SET EXERCISE
Return every line of the records that contains the string "legend". Case matters.

EXCERPTED RECORDS
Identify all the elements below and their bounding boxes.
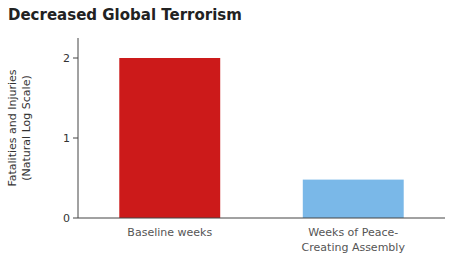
background <box>0 0 459 274</box>
y-axis-label: Fatalities and Injuries(Natural Log Scal… <box>6 69 33 186</box>
chart-container: Decreased Global Terrorism Fatalities and… <box>0 0 459 274</box>
x-tick-label: Weeks of Peace- Creating Assembly <box>302 226 406 254</box>
y-tick <box>73 138 78 139</box>
y-axis: 0 1 2 <box>63 38 78 225</box>
y-axis-line <box>78 38 79 218</box>
text-line: (Natural Log Scale) <box>20 75 33 180</box>
y-tick <box>73 218 78 219</box>
title: Decreased Global Terrorism <box>8 6 242 24</box>
y-tick-label: 2 <box>63 52 70 65</box>
text-line: Fatalities and Injuries <box>6 69 19 186</box>
bars <box>119 58 403 218</box>
chart-svg: Decreased Global Terrorism Fatalities and… <box>0 0 459 274</box>
y-tick <box>73 58 78 59</box>
text-line: Baseline weeks <box>127 226 212 239</box>
bar <box>303 180 404 218</box>
x-tick-label: Baseline weeks <box>127 226 212 239</box>
bar <box>119 58 220 218</box>
y-tick-label: 0 <box>63 212 70 225</box>
y-tick-label: 1 <box>63 132 70 145</box>
text-line: Creating Assembly <box>302 241 406 254</box>
x-axis-line <box>78 218 445 219</box>
text-line: Weeks of Peace- <box>308 226 398 239</box>
x-axis: Baseline weeks Weeks of Peace- Creating As… <box>127 226 405 254</box>
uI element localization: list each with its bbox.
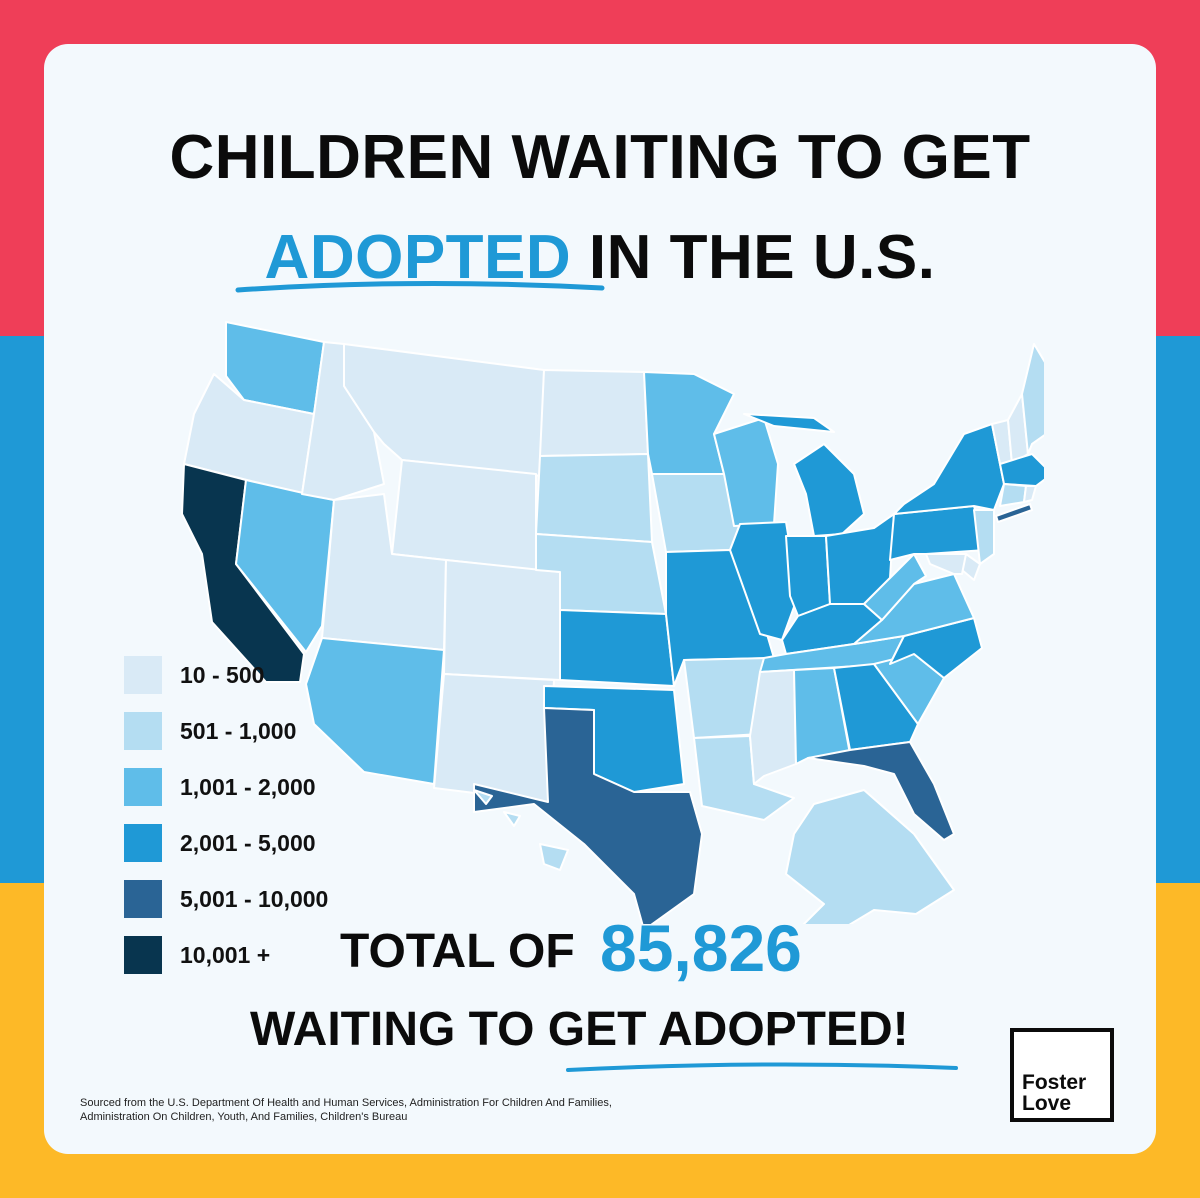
legend-swatch [124, 880, 162, 918]
region-new-jersey [973, 509, 995, 565]
region-maine [1021, 343, 1044, 455]
title-highlight: ADOPTED [264, 223, 572, 292]
total-line-2: WAITING TO GET ADOPTED! [250, 1003, 909, 1056]
region-north-dakota [539, 369, 649, 457]
title-line-2: ADOPTED IN THE U.S. [44, 222, 1156, 293]
foster-love-logo: Foster Love [1010, 1028, 1114, 1122]
total-underline [566, 1062, 958, 1072]
total-number: 85,826 [600, 911, 802, 985]
title-rest: IN THE U.S. [588, 223, 936, 292]
title-line-1: CHILDREN WAITING TO GET [169, 123, 1031, 192]
region-hawaii [473, 789, 569, 871]
region-massachusetts [999, 453, 1044, 487]
legend-swatch [124, 768, 162, 806]
region-florida [807, 741, 955, 841]
region-maryland [925, 553, 967, 575]
region-south-dakota [535, 453, 653, 543]
title-underline [235, 280, 605, 293]
infographic-card: CHILDREN WAITING TO GET ADOPTED IN THE U… [44, 44, 1156, 1154]
total-prefix: TOTAL OF [340, 925, 575, 978]
legend-swatch [124, 712, 162, 750]
legend-label: 10,001 + [180, 942, 271, 968]
region-texas [473, 707, 703, 924]
legend-label: 5,001 - 10,000 [180, 886, 329, 912]
legend-swatch [124, 656, 162, 694]
region-indiana [785, 535, 831, 617]
us-choropleth-map [181, 321, 1044, 924]
region-new-mexico [433, 673, 555, 803]
region-pennsylvania [889, 505, 987, 561]
region-michigan [743, 413, 865, 537]
source-note: Sourced from the U.S. Department Of Heal… [80, 1097, 612, 1123]
region-connecticut [999, 483, 1027, 507]
region-kansas [559, 609, 675, 687]
legend-swatch [124, 824, 162, 862]
region-alaska [785, 789, 955, 924]
region-long-island [995, 503, 1033, 523]
logo-line-1: Foster [1022, 1071, 1087, 1094]
region-wyoming [391, 459, 537, 571]
region-arizona [305, 637, 445, 785]
legend-label: 1,001 - 2,000 [180, 774, 316, 800]
legend-label: 10 - 500 [180, 662, 265, 688]
region-colorado [443, 559, 561, 681]
region-mississippi [749, 669, 797, 785]
region-new-york [893, 423, 1005, 515]
legend-label: 2,001 - 5,000 [180, 830, 316, 856]
region-georgia [833, 663, 919, 751]
legend-label: 501 - 1,000 [180, 718, 297, 744]
logo-line-2: Love [1022, 1092, 1072, 1115]
legend-swatch [124, 936, 162, 974]
region-rhode-island [1023, 485, 1037, 503]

FINISHED TASK
legend-swatch [124, 880, 162, 918]
legend-swatch [124, 768, 162, 806]
legend-swatch [124, 712, 162, 750]
legend-label: 10,001 + [180, 942, 271, 968]
legend-label: 5,001 - 10,000 [180, 886, 329, 912]
legend-swatch [124, 656, 162, 694]
legend-swatch [124, 824, 162, 862]
legend-label: 1,001 - 2,000 [180, 774, 316, 800]
legend-label: 10 - 500 [180, 662, 265, 688]
legend-label: 2,001 - 5,000 [180, 830, 316, 856]
legend-label: 501 - 1,000 [180, 718, 297, 744]
legend-swatch [124, 936, 162, 974]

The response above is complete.